▸ INSTRUCTION
Pick out the lines below that include the string "from".

▸ RAW RECORDS

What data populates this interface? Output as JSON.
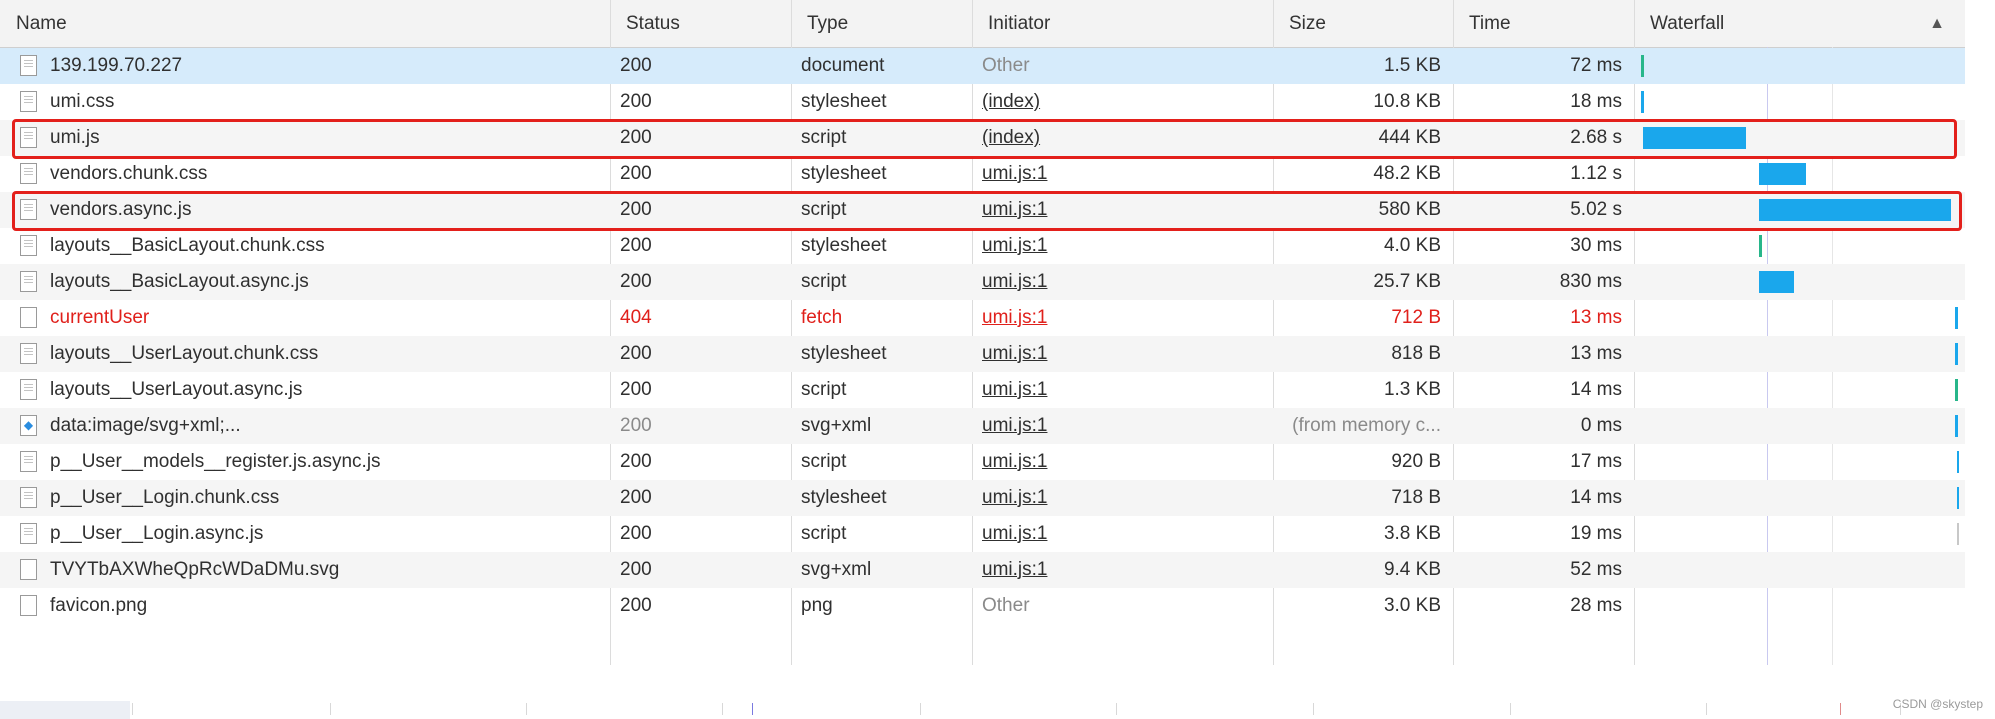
{
  "columns": {
    "name": "Name",
    "status": "Status",
    "type": "Type",
    "initiator": "Initiator",
    "size": "Size",
    "time": "Time",
    "waterfall": "Waterfall"
  },
  "sort_indicator": "▲",
  "rows": [
    {
      "name": "139.199.70.227",
      "status": "200",
      "type": "document",
      "initiator": "Other",
      "size": "1.5 KB",
      "time": "72 ms",
      "icon": "document-icon"
    },
    {
      "name": "umi.css",
      "status": "200",
      "type": "stylesheet",
      "initiator": "(index)",
      "size": "10.8 KB",
      "time": "18 ms",
      "icon": "document-icon"
    },
    {
      "name": "umi.js",
      "status": "200",
      "type": "script",
      "initiator": "(index)",
      "size": "444 KB",
      "time": "2.68 s",
      "icon": "document-icon",
      "highlighted": true
    },
    {
      "name": "vendors.chunk.css",
      "status": "200",
      "type": "stylesheet",
      "initiator": "umi.js:1",
      "size": "48.2 KB",
      "time": "1.12 s",
      "icon": "document-icon"
    },
    {
      "name": "vendors.async.js",
      "status": "200",
      "type": "script",
      "initiator": "umi.js:1",
      "size": "580 KB",
      "time": "5.02 s",
      "icon": "document-icon",
      "highlighted": true
    },
    {
      "name": "layouts__BasicLayout.chunk.css",
      "status": "200",
      "type": "stylesheet",
      "initiator": "umi.js:1",
      "size": "4.0 KB",
      "time": "30 ms",
      "icon": "document-icon"
    },
    {
      "name": "layouts__BasicLayout.async.js",
      "status": "200",
      "type": "script",
      "initiator": "umi.js:1",
      "size": "25.7 KB",
      "time": "830 ms",
      "icon": "document-icon"
    },
    {
      "name": "currentUser",
      "status": "404",
      "type": "fetch",
      "initiator": "umi.js:1",
      "size": "712 B",
      "time": "13 ms",
      "icon": "blank-file-icon",
      "error": true
    },
    {
      "name": "layouts__UserLayout.chunk.css",
      "status": "200",
      "type": "stylesheet",
      "initiator": "umi.js:1",
      "size": "818 B",
      "time": "13 ms",
      "icon": "document-icon"
    },
    {
      "name": "layouts__UserLayout.async.js",
      "status": "200",
      "type": "script",
      "initiator": "umi.js:1",
      "size": "1.3 KB",
      "time": "14 ms",
      "icon": "document-icon"
    },
    {
      "name": "data:image/svg+xml;...",
      "status": "200",
      "type": "svg+xml",
      "initiator": "umi.js:1",
      "size": "(from memory c...",
      "time": "0 ms",
      "icon": "image-icon",
      "dim_status": true,
      "dim_size": true
    },
    {
      "name": "p__User__models__register.js.async.js",
      "status": "200",
      "type": "script",
      "initiator": "umi.js:1",
      "size": "920 B",
      "time": "17 ms",
      "icon": "document-icon"
    },
    {
      "name": "p__User__Login.chunk.css",
      "status": "200",
      "type": "stylesheet",
      "initiator": "umi.js:1",
      "size": "718 B",
      "time": "14 ms",
      "icon": "document-icon"
    },
    {
      "name": "p__User__Login.async.js",
      "status": "200",
      "type": "script",
      "initiator": "umi.js:1",
      "size": "3.8 KB",
      "time": "19 ms",
      "icon": "document-icon"
    },
    {
      "name": "TVYTbAXWheQpRcWDaDMu.svg",
      "status": "200",
      "type": "svg+xml",
      "initiator": "umi.js:1",
      "size": "9.4 KB",
      "time": "52 ms",
      "icon": "blank-file-icon"
    },
    {
      "name": "favicon.png",
      "status": "200",
      "type": "png",
      "initiator": "Other",
      "size": "3.0 KB",
      "time": "28 ms",
      "icon": "blank-file-icon"
    }
  ],
  "waterfall_bars": [
    {
      "start": 0.02,
      "duration": 0.012,
      "color": "#27b68a"
    },
    {
      "start": 0.02,
      "duration": 0.01,
      "color": "#1aa7ec"
    },
    {
      "start": 0.03,
      "duration": 0.53,
      "color": "#1aa7ec"
    },
    {
      "start": 0.63,
      "duration": 0.24,
      "color": "#1aa7ec"
    },
    {
      "start": 0.63,
      "duration": 0.99,
      "color": "#1aa7ec"
    },
    {
      "start": 0.63,
      "duration": 0.015,
      "color": "#27b68a"
    },
    {
      "start": 0.63,
      "duration": 0.18,
      "color": "#1aa7ec"
    },
    {
      "start": 1.64,
      "duration": 0.01,
      "color": "#1aa7ec"
    },
    {
      "start": 1.64,
      "duration": 0.012,
      "color": "#1aa7ec"
    },
    {
      "start": 1.64,
      "duration": 0.012,
      "color": "#27b68a"
    },
    {
      "start": 1.64,
      "duration": 0.008,
      "color": "#1aa7ec"
    },
    {
      "start": 1.65,
      "duration": 0.008,
      "color": "#1aa7ec"
    },
    {
      "start": 1.65,
      "duration": 0.008,
      "color": "#1aa7ec"
    },
    {
      "start": 1.65,
      "duration": 0.006,
      "color": "#c8c8c8"
    }
  ],
  "colors": {
    "selected_row": "#d6ebfb",
    "error_text": "#e0201b",
    "highlight_border": "#e3201b",
    "bar_blue": "#1aa7ec",
    "bar_green": "#27b68a"
  },
  "watermark": "CSDN @skystep"
}
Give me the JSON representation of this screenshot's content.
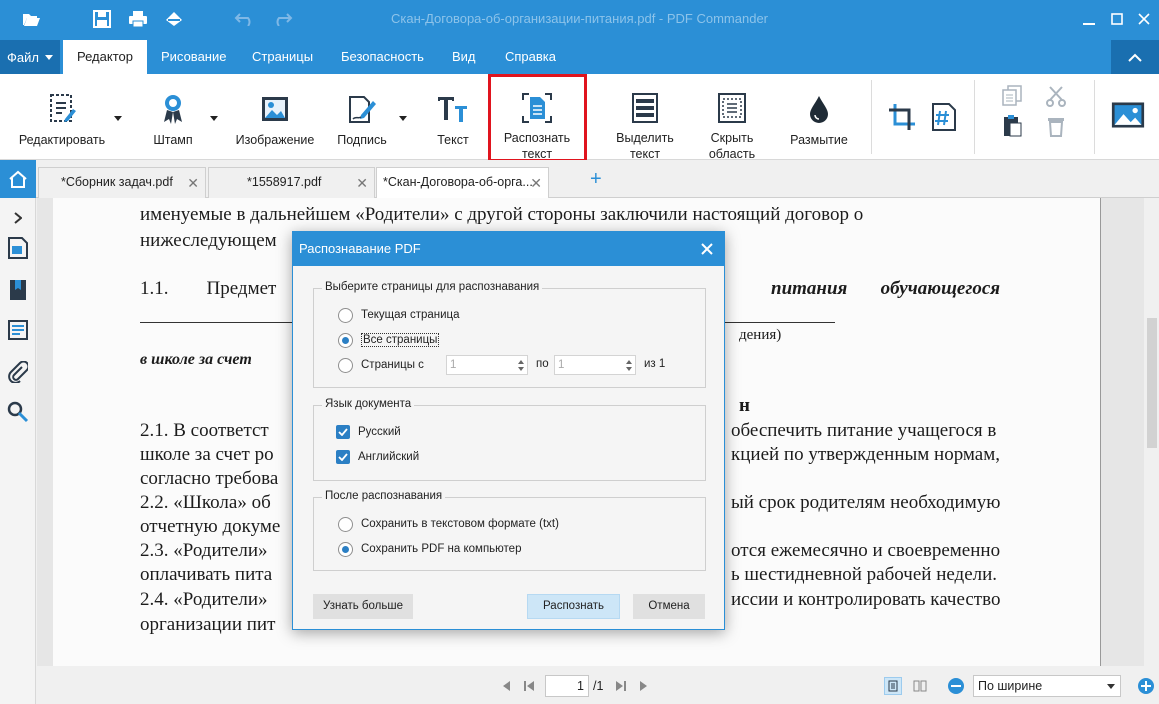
{
  "window": {
    "title": "Скан-Договора-об-организации-питания.pdf - PDF Commander"
  },
  "menu": {
    "file": "Файл",
    "tabs": [
      "Редактор",
      "Рисование",
      "Страницы",
      "Безопасность",
      "Вид",
      "Справка"
    ],
    "active_tab": "Редактор"
  },
  "ribbon": {
    "edit": "Редактировать",
    "stamp": "Штамп",
    "image": "Изображение",
    "signature": "Подпись",
    "text": "Текст",
    "recognize_1": "Распознать",
    "recognize_2": "текст",
    "select_text_1": "Выделить",
    "select_text_2": "текст",
    "hide_area_1": "Скрыть",
    "hide_area_2": "область",
    "blur": "Размытие"
  },
  "tabs": [
    {
      "label": "*Сборник задач.pdf"
    },
    {
      "label": "*1558917.pdf"
    },
    {
      "label": "*Скан-Договора-об-орга..."
    }
  ],
  "document": {
    "lines": [
      "именуемые в дальнейшем «Родители» с другой стороны заключили настоящий договор о",
      "нижеследующем",
      "1.1.        Предмет",
      "питания       обучающегося",
      "дения)",
      "в школе за счет",
      "н",
      "2.1. В соответст",
      "обеспечить питание учащегося в",
      "школе за счет ро",
      "кцией по утвержденным нормам,",
      "согласно требова",
      "2.2. «Школа» об",
      "ый срок родителям необходимую",
      "отчетную докуме",
      "2.3. «Родители»",
      "отся ежемесячно и своевременно",
      "оплачивать пита",
      "ь шестидневной рабочей недели.",
      "2.4. «Родители»",
      "иссии и контролировать качество",
      "организации пит"
    ]
  },
  "statusbar": {
    "current_page": "1",
    "total_pages": "/1",
    "zoom": "По ширине"
  },
  "dialog": {
    "title": "Распознавание PDF",
    "pages_group": {
      "title": "Выберите страницы для распознавания",
      "current": "Текущая страница",
      "all": "Все страницы",
      "range": "Страницы с",
      "from": "1",
      "to_label": "по",
      "to": "1",
      "of": "из 1",
      "selected": "all"
    },
    "language_group": {
      "title": "Язык документа",
      "russian": "Русский",
      "english": "Английский"
    },
    "after_group": {
      "title": "После распознавания",
      "save_txt": "Сохранить в текстовом формате (txt)",
      "save_pdf": "Сохранить PDF на компьютер",
      "selected": "save_pdf"
    },
    "buttons": {
      "learn_more": "Узнать больше",
      "recognize": "Распознать",
      "cancel": "Отмена"
    }
  },
  "colors": {
    "accent": "#2b8fd6",
    "highlight": "#e0141e"
  }
}
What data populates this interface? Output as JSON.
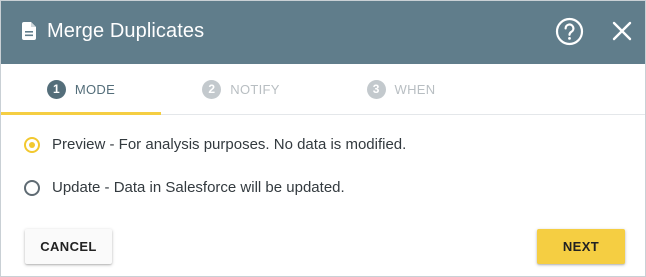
{
  "dialog": {
    "title": "Merge Duplicates",
    "title_icon": "document-icon",
    "help_icon": "help-circle-icon",
    "close_icon": "close-icon"
  },
  "tabs": [
    {
      "number": "1",
      "label": "MODE",
      "active": true
    },
    {
      "number": "2",
      "label": "NOTIFY",
      "active": false
    },
    {
      "number": "3",
      "label": "WHEN",
      "active": false
    }
  ],
  "options": [
    {
      "label": "Preview - For analysis purposes. No data is modified.",
      "selected": true
    },
    {
      "label": "Update -  Data in Salesforce will be updated.",
      "selected": false
    }
  ],
  "buttons": {
    "cancel": "CANCEL",
    "next": "NEXT"
  },
  "colors": {
    "header": "#607d8b",
    "accent": "#f5ce42",
    "active_step": "#546e7a",
    "inactive_step": "#c3c9cd"
  }
}
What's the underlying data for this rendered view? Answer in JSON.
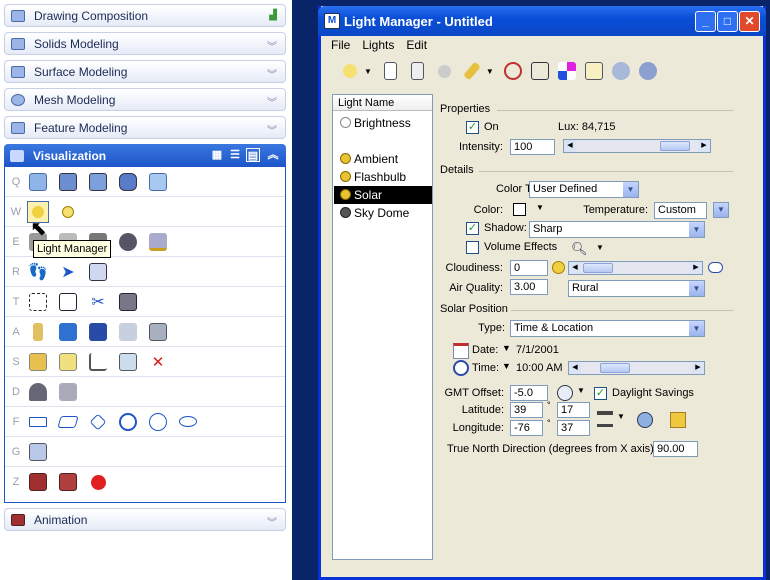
{
  "left_panel": {
    "categories_top": [
      {
        "label": "Drawing Composition",
        "icon": "drawing-composition-icon"
      },
      {
        "label": "Solids Modeling",
        "icon": "solids-icon"
      },
      {
        "label": "Surface Modeling",
        "icon": "surface-icon"
      },
      {
        "label": "Mesh Modeling",
        "icon": "mesh-icon"
      },
      {
        "label": "Feature Modeling",
        "icon": "feature-icon"
      }
    ],
    "visualization": {
      "label": "Visualization"
    },
    "row_keys": [
      "Q",
      "W",
      "E",
      "R",
      "T",
      "A",
      "S",
      "D",
      "F",
      "G",
      "Z"
    ],
    "tooltip": "Light Manager",
    "animation": {
      "label": "Animation"
    }
  },
  "window": {
    "title": "Light Manager - Untitled",
    "menu": [
      "File",
      "Lights",
      "Edit"
    ],
    "list_header": "Light Name",
    "lights": [
      "Brightness",
      "Ambient",
      "Flashbulb",
      "Solar",
      "Sky Dome"
    ],
    "selected_light": "Solar",
    "properties": {
      "section": "Properties",
      "on_label": "On",
      "on_checked": true,
      "lux_label": "Lux: 84,715",
      "intensity_label": "Intensity:",
      "intensity_value": "100"
    },
    "details": {
      "section": "Details",
      "color_type_label": "Color Type:",
      "color_type_value": "User Defined",
      "color_label": "Color:",
      "temperature_label": "Temperature:",
      "temperature_value": "Custom",
      "shadow_label": "Shadow:",
      "shadow_checked": true,
      "shadow_value": "Sharp",
      "volume_label": "Volume Effects",
      "volume_checked": false,
      "cloudiness_label": "Cloudiness:",
      "cloudiness_value": "0",
      "air_quality_label": "Air Quality:",
      "air_quality_value": "3.00",
      "air_quality_select": "Rural"
    },
    "solar": {
      "section": "Solar Position",
      "type_label": "Type:",
      "type_value": "Time & Location",
      "date_label": "Date:",
      "date_value": "7/1/2001",
      "time_label": "Time:",
      "time_value": "10:00 AM",
      "gmt_label": "GMT Offset:",
      "gmt_value": "-5.0",
      "dst_label": "Daylight Savings",
      "dst_checked": true,
      "latitude_label": "Latitude:",
      "latitude_deg": "39",
      "latitude_min": "17",
      "longitude_label": "Longitude:",
      "longitude_deg": "-76",
      "longitude_min": "37",
      "north_label": "True North Direction (degrees from X axis):",
      "north_value": "90.00",
      "degree_symbol": "°"
    }
  }
}
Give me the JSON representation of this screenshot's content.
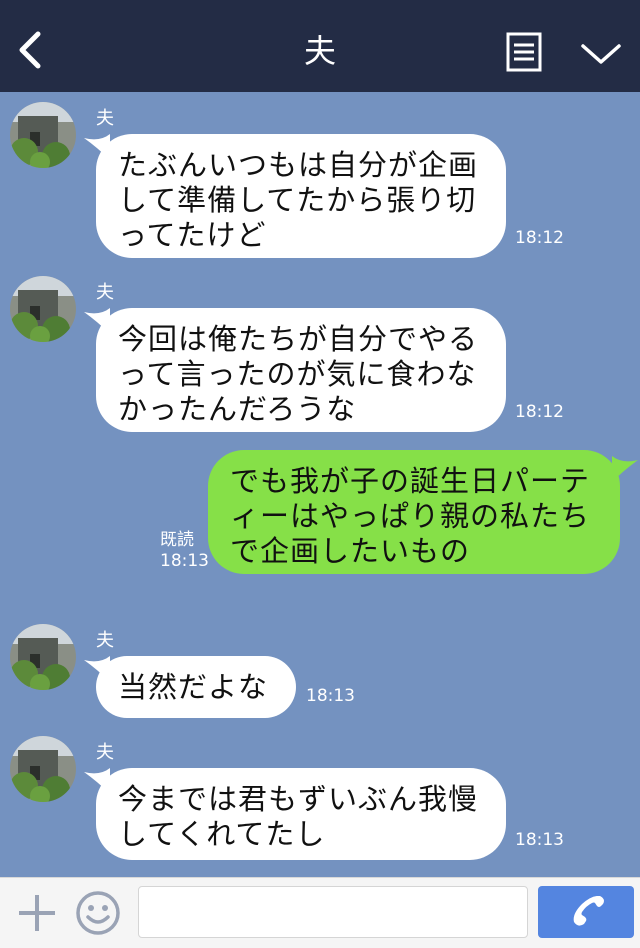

▸ EXERCISE RESULT
      "size": "(from memory c...",
      "from": "1",
      "north_label": "True North Direction (degrees from X axis):",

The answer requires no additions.